- **Directive 1**:
Do these statements agree with the article on Ahmad Jamal? (a) "But Not for Me" was recorded in Chicago in 1958. (b) The album stayed on the Billboard charts for five years. (c) Jamal is scheduled to play at Iridium this week. For each, answer yes or no and quote the words of the article that decide it.
- **Directive 2**:
Update the Ahmad Jamal article by giving the passage from "Ahmad Jamal: Always" to "overlooked in jazz." again, with "orchestra" replaced by "ensemble".
- **Directive 3**:
Can you shorten the paragraph of the Ahmad Jamal article that begins "Mr. Jamal first reached a national audience" while keeping its main facts?

- **Document passage**:
---+---
The New York Times
November 11, 2001, Sunday


Ahmad Jamal: Always Making Jazz Seem New

THERE are great jazz musicians whose contributions to the art derive from the conceptual brilliance of their playing. Others go deeper and engage jazz's most fundamental elements to achieve a singular musical vision. The pianist Ahmad Jamal, who will appear this week at Iridium, epitomizes the latter. For 50 years he has exhibited his profound understanding of the formal aspects of jazz, turning his piano trio into an orchestra of American sound in motion. His music has not only had an inestimable effect on small-group jazz; at a time when innovation is confused with iconoclasm, it has also exemplified how originality can be achieved by examining and reworking what is often overlooked in jazz.

Mr. Jamal first reached a national audience with the release of ''But Not for Me,'' recorded at the Pershing Lounge in Chicago in 1958. The album, which includes Mr. Jamal's famous arrangement of ''Poinciana,'' spent two years on the Billboard charts, rare in any genre but unheard of in jazz. One reason for the record's success, to be sure, was its accessibility; Mr. Jamal's avoidance of bebop pyrotechnics and dissonant harmonies, his stealthy dynamics and the pop veneer of certain arrangements led some critics to dismiss him as an effete cocktail pianist, chic and shallow.
---+---
- **Rows**:
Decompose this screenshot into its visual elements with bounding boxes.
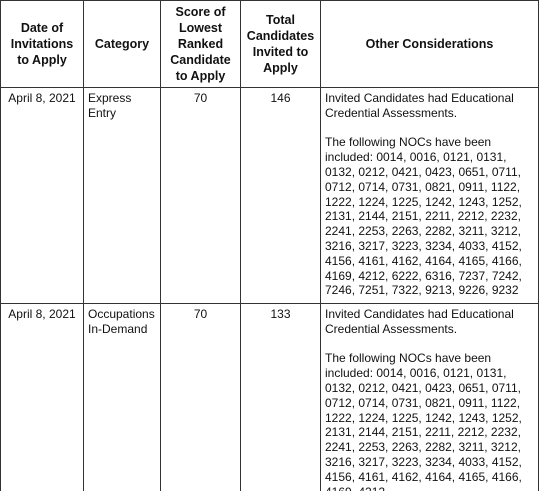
score-cell: 70 xyxy=(160,302,241,491)
table-row: April 8, 2021 Occupations In-Demand 70 1… xyxy=(0,302,539,491)
header-row: Date of Invitations to Apply Category Sc… xyxy=(0,0,539,88)
header-cell: Score of Lowest Ranked Candidate to Appl… xyxy=(160,0,241,88)
category-cell: Occupations In-Demand xyxy=(83,302,161,491)
header-cell: Total Candidates Invited to Apply xyxy=(240,0,321,88)
header-cell: Category xyxy=(83,0,161,88)
date-cell: April 8, 2021 xyxy=(0,302,84,491)
notes-cell: Invited Candidates had Educational Crede… xyxy=(320,302,539,491)
header-cell: Date of Invitations to Apply xyxy=(0,0,84,88)
note: The following NOCs have been included: 0… xyxy=(325,135,522,298)
score-cell: 70 xyxy=(160,87,241,304)
notes-cell: Invited Candidates had Educational Crede… xyxy=(320,87,539,304)
note: Invited Candidates had Educational Crede… xyxy=(325,91,514,120)
header-cell: Other Considerations xyxy=(320,0,539,88)
table-row: April 8, 2021 Express Entry 70 146 Invit… xyxy=(0,87,539,304)
note: Invited Candidates had Educational Crede… xyxy=(325,307,514,336)
total-cell: 133 xyxy=(240,302,321,491)
category-cell: Express Entry xyxy=(83,87,161,304)
date-cell: April 8, 2021 xyxy=(0,87,84,304)
note: The following NOCs have been included: 0… xyxy=(325,351,522,491)
total-cell: 146 xyxy=(240,87,321,304)
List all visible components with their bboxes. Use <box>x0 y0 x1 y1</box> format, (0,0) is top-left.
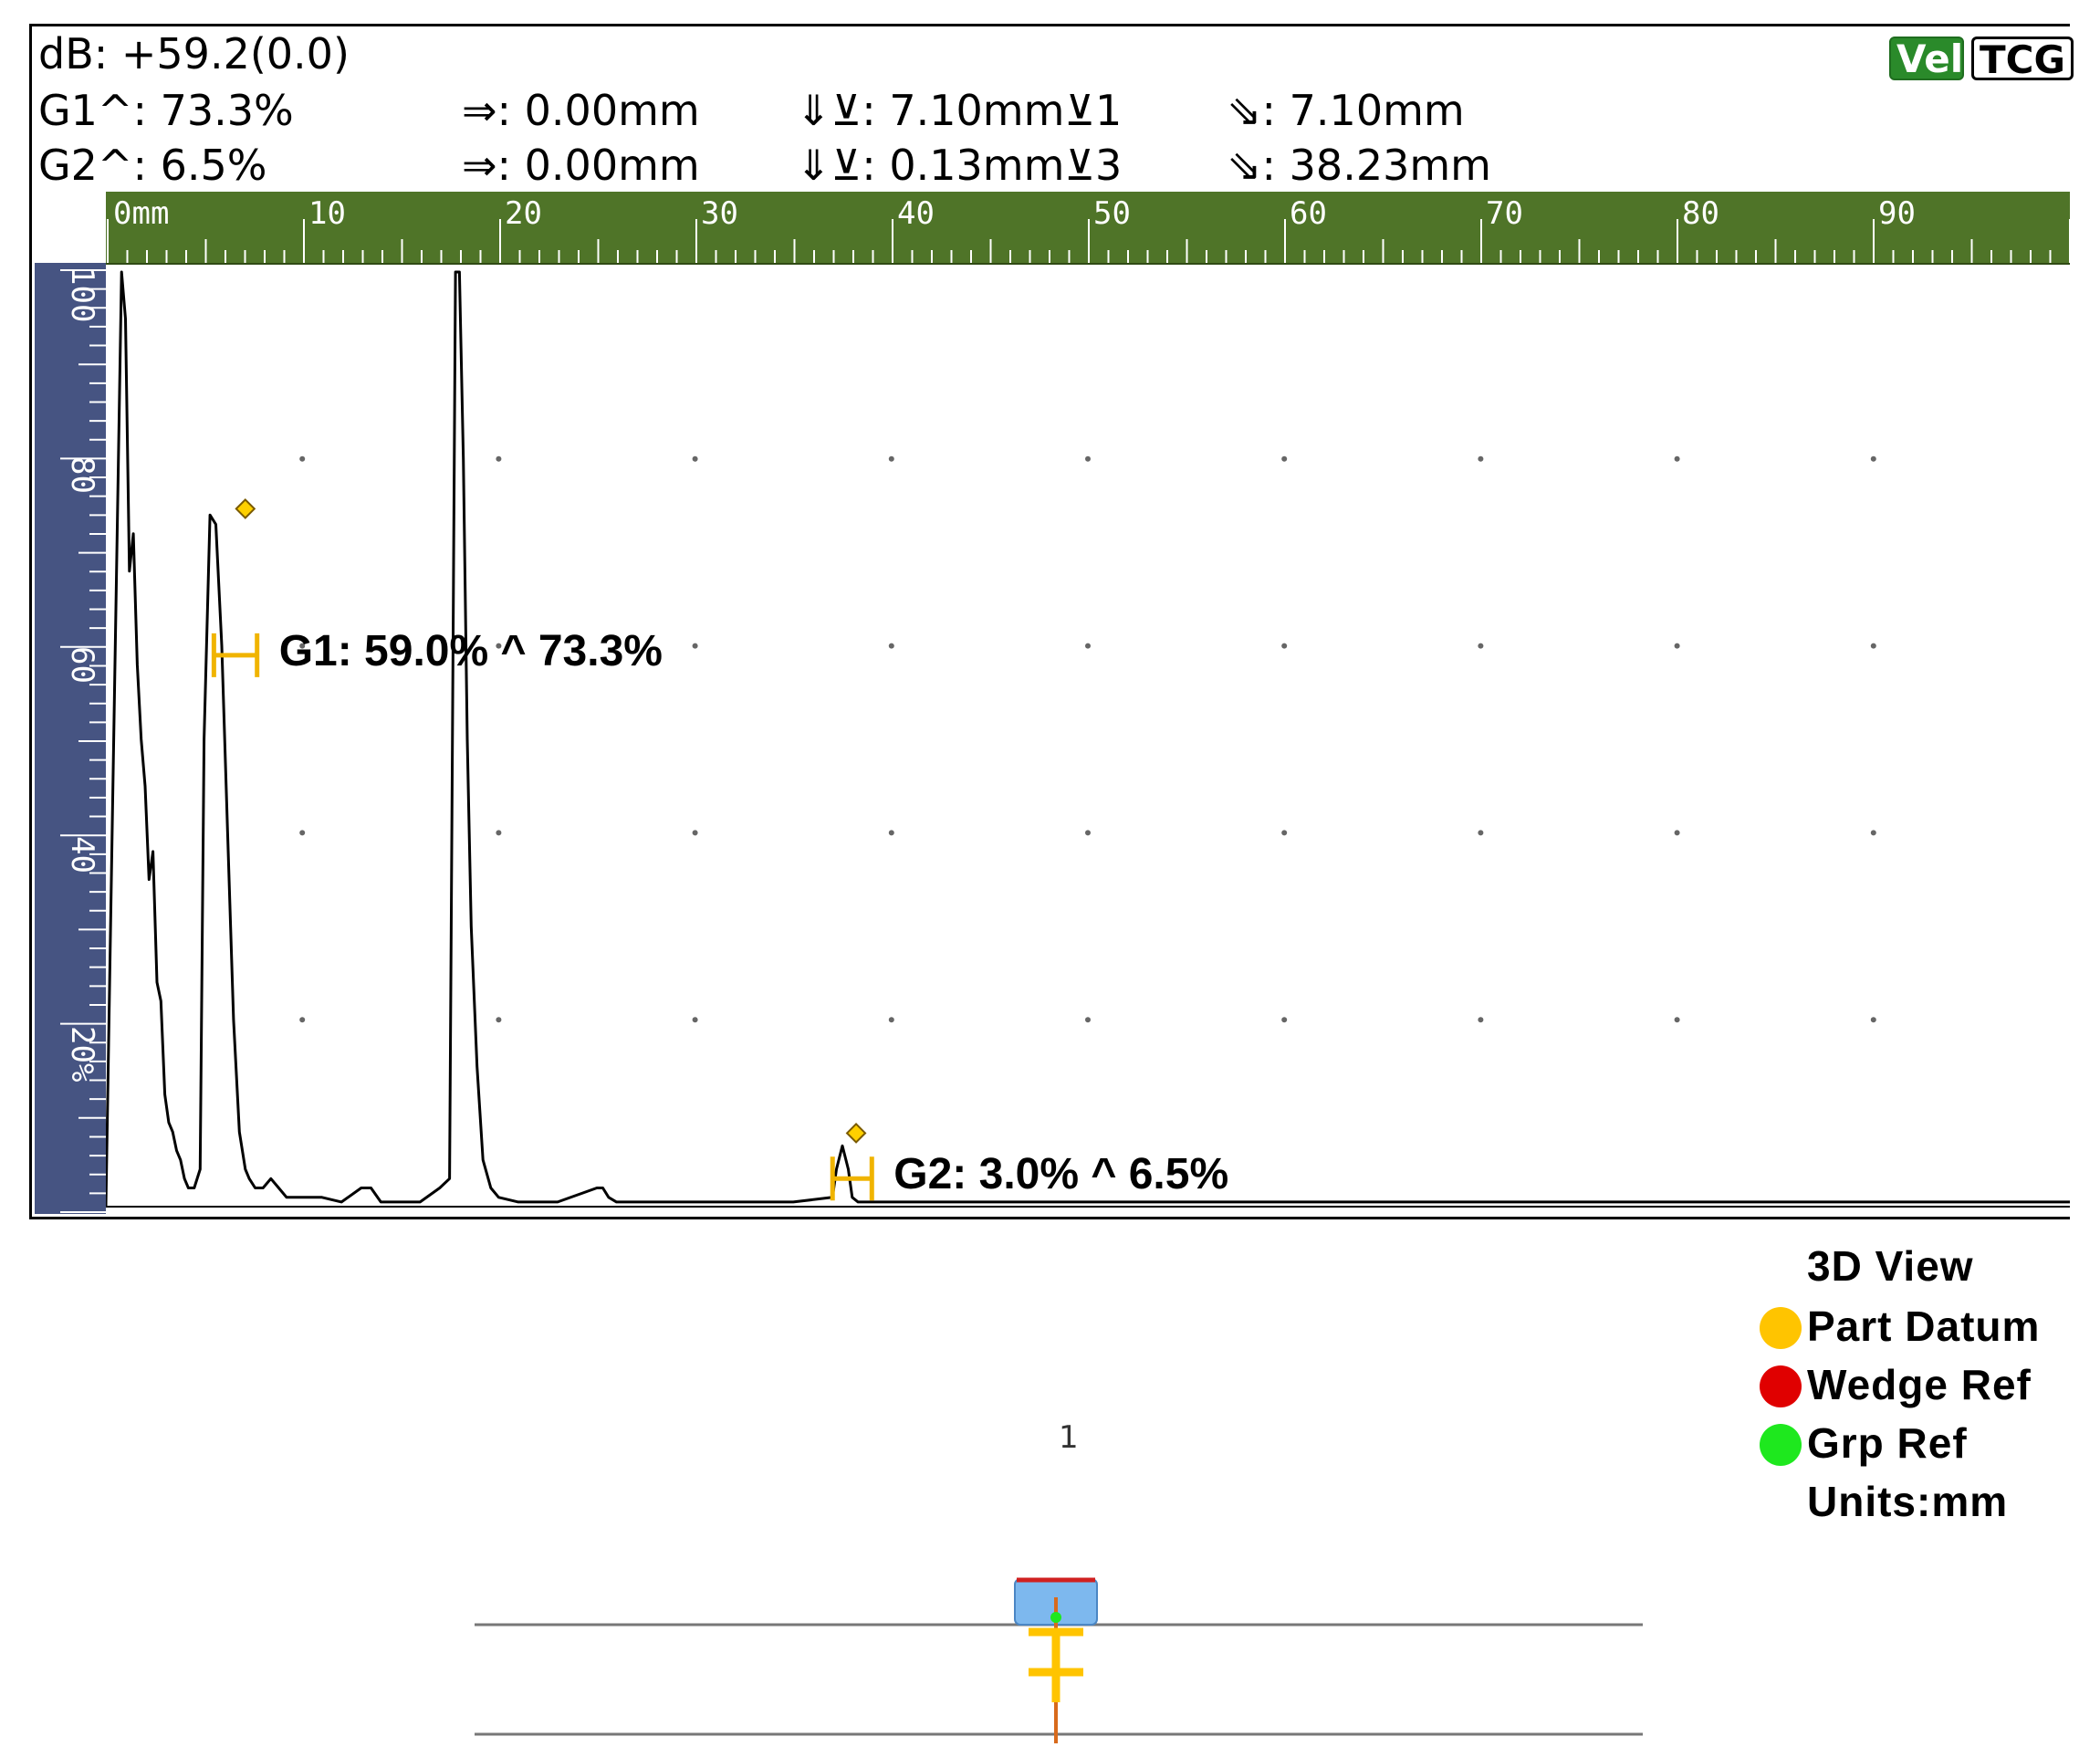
gate-peak-marker-icon <box>235 497 256 519</box>
grid-dot <box>1281 830 1288 836</box>
v-ruler-label: 60 <box>64 646 100 684</box>
h-ruler-label: 10 <box>308 195 346 232</box>
gate-1[interactable] <box>211 497 260 677</box>
grid-dot <box>1674 1017 1680 1023</box>
group-number-label: 1 <box>1059 1419 1079 1456</box>
grid-dot <box>1478 455 1484 462</box>
h-ruler-label: 80 <box>1682 195 1719 232</box>
g2-depth-readout: ⇓⊻: 0.13mm⊻3 <box>796 141 1123 190</box>
h-ruler-label: 60 <box>1290 195 1327 232</box>
grid-dot <box>1870 643 1876 649</box>
grid-dot <box>299 830 306 836</box>
legend-units: Units:mm <box>1807 1478 2009 1525</box>
a-scan-plot[interactable] <box>106 263 2070 1214</box>
legend-item-grp-ref: Grp Ref <box>1807 1419 1968 1467</box>
v-ruler-label: 40 <box>64 836 100 874</box>
grid-dot <box>1478 643 1484 649</box>
gate-1-label: G1: 59.0% ^ 73.3% <box>278 626 663 675</box>
vertical-ruler-ticks <box>60 269 106 1213</box>
v-ruler-label: 80 <box>64 456 100 494</box>
velocity-badge[interactable]: Vel <box>1889 37 1964 80</box>
legend-item-part-datum: Part Datum <box>1807 1302 2041 1350</box>
grid-dot <box>1085 455 1091 462</box>
grid-dot <box>1870 1017 1876 1023</box>
grid-dot <box>888 643 894 649</box>
h-ruler-label: 20 <box>505 195 542 232</box>
grid-dot <box>1674 643 1680 649</box>
h-ruler-label: 50 <box>1093 195 1131 232</box>
grid-dot <box>1085 830 1091 836</box>
g1-surface-distance-readout: ⇘: 7.10mm <box>1227 86 1465 135</box>
grid-dot <box>1281 455 1288 462</box>
g2-surface-distance-readout: ⇘: 38.23mm <box>1227 141 1491 190</box>
legend-item-wedge-ref: Wedge Ref <box>1807 1361 2032 1408</box>
grid-dot <box>1478 1017 1484 1023</box>
grid-dot <box>888 1017 894 1023</box>
grid-dot <box>1085 1017 1091 1023</box>
grid-dot <box>888 455 894 462</box>
h-ruler-label: 0mm <box>113 195 170 232</box>
grid-dot <box>299 1017 306 1023</box>
g2-sound-path-readout: ⇒: 0.00mm <box>462 141 700 190</box>
gate-peak-marker-icon <box>845 1123 867 1144</box>
g1-amplitude-readout: G1^: 73.3% <box>38 86 294 135</box>
grid-dot <box>1281 643 1288 649</box>
h-ruler-label: 90 <box>1878 195 1916 232</box>
grid-dot <box>1870 830 1876 836</box>
wedge-ref-color-dot <box>1760 1365 1802 1407</box>
a-scan-waveform <box>106 270 2070 1208</box>
grid-dot <box>692 830 698 836</box>
3d-view-canvas[interactable] <box>456 1406 1643 1743</box>
g2-amplitude-readout: G2^: 6.5% <box>38 141 267 190</box>
v-ruler-label: 20% <box>64 1026 100 1083</box>
horizontal-ruler-ticks <box>107 219 2070 263</box>
horizontal-ruler: 0mm 10 20 30 40 50 60 70 80 90 <box>106 192 2070 265</box>
h-ruler-label: 70 <box>1486 195 1523 232</box>
grid-dot <box>496 1017 502 1023</box>
tcg-badge[interactable]: TCG <box>1971 37 2074 81</box>
db-readout: dB: +59.2(0.0) <box>38 29 350 78</box>
grp-ref-color-dot <box>1760 1424 1802 1466</box>
grid-dot <box>692 643 698 649</box>
grid-dot <box>1085 643 1091 649</box>
h-ruler-label: 40 <box>897 195 935 232</box>
grid-dot <box>692 1017 698 1023</box>
grid-dot <box>1674 455 1680 462</box>
grid-dot <box>496 643 502 649</box>
grid-dot <box>1870 455 1876 462</box>
grid-dot <box>1674 830 1680 836</box>
legend-title: 3D View <box>1807 1242 1974 1290</box>
grid-dot <box>496 830 502 836</box>
grid-dot <box>1478 830 1484 836</box>
grid-dot <box>888 830 894 836</box>
grid-dot <box>692 455 698 462</box>
part-datum-color-dot <box>1760 1307 1802 1349</box>
grid-dot <box>299 455 306 462</box>
grp-ref-marker <box>1050 1612 1061 1623</box>
g1-sound-path-readout: ⇒: 0.00mm <box>462 86 700 135</box>
gate-2[interactable] <box>830 1123 874 1201</box>
grid-dot <box>1281 1017 1288 1023</box>
gate-2-label: G2: 3.0% ^ 6.5% <box>893 1150 1229 1199</box>
v-ruler-label: 100 <box>64 267 100 323</box>
grid-dot <box>299 643 306 649</box>
h-ruler-label: 30 <box>701 195 738 232</box>
vertical-ruler: 100 80 60 40 20% <box>35 263 106 1214</box>
grid-dot <box>496 455 502 462</box>
g1-depth-readout: ⇓⊻: 7.10mm⊻1 <box>796 86 1123 135</box>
---+---
- **Expected answer 1**:
(a) Yes: "recorded at the Pershing Lounge in Chicago in 1958"
(b) No: "spent two years on the Billboard charts"
(c) Yes: "who will appear this week at Iridium"

- **Expected answer 2**:
Ahmad Jamal: Always Making Jazz Seem New

THERE are great jazz musicians whose contributions to the art derive from the conceptual brilliance of their playing. Others go deeper and engage jazz's most fundamental elements to achieve a singular musical vision. The pianist Ahmad Jamal, who will appear this week at Iridium, epitomizes the latter. For 50 years he has exhibited his profound understanding of the formal aspects of jazz, turning his piano trio into an ensemble of American sound in motion. His music has not only had an inestimable effect on small-group jazz; at a time when innovation is confused with iconoclasm, it has also exemplified how originality can be achieved by examining and reworking what is often overlooked in jazz.

- **Expected answer 3**:
Jamal gained national attention with "But Not for Me," recorded at Chicago's Pershing Lounge in 1958. The album, which features his famous "Poinciana" arrangement, spent two years on the Billboard charts, an unheard-of run for jazz. Its accessibility helped its success. Jamal avoided bebop pyrotechnics and dissonant harmonies, used stealthy dynamics, and gave some arrangements a pop veneer. Because of this, some critics dismissed him as an effete cocktail pianist.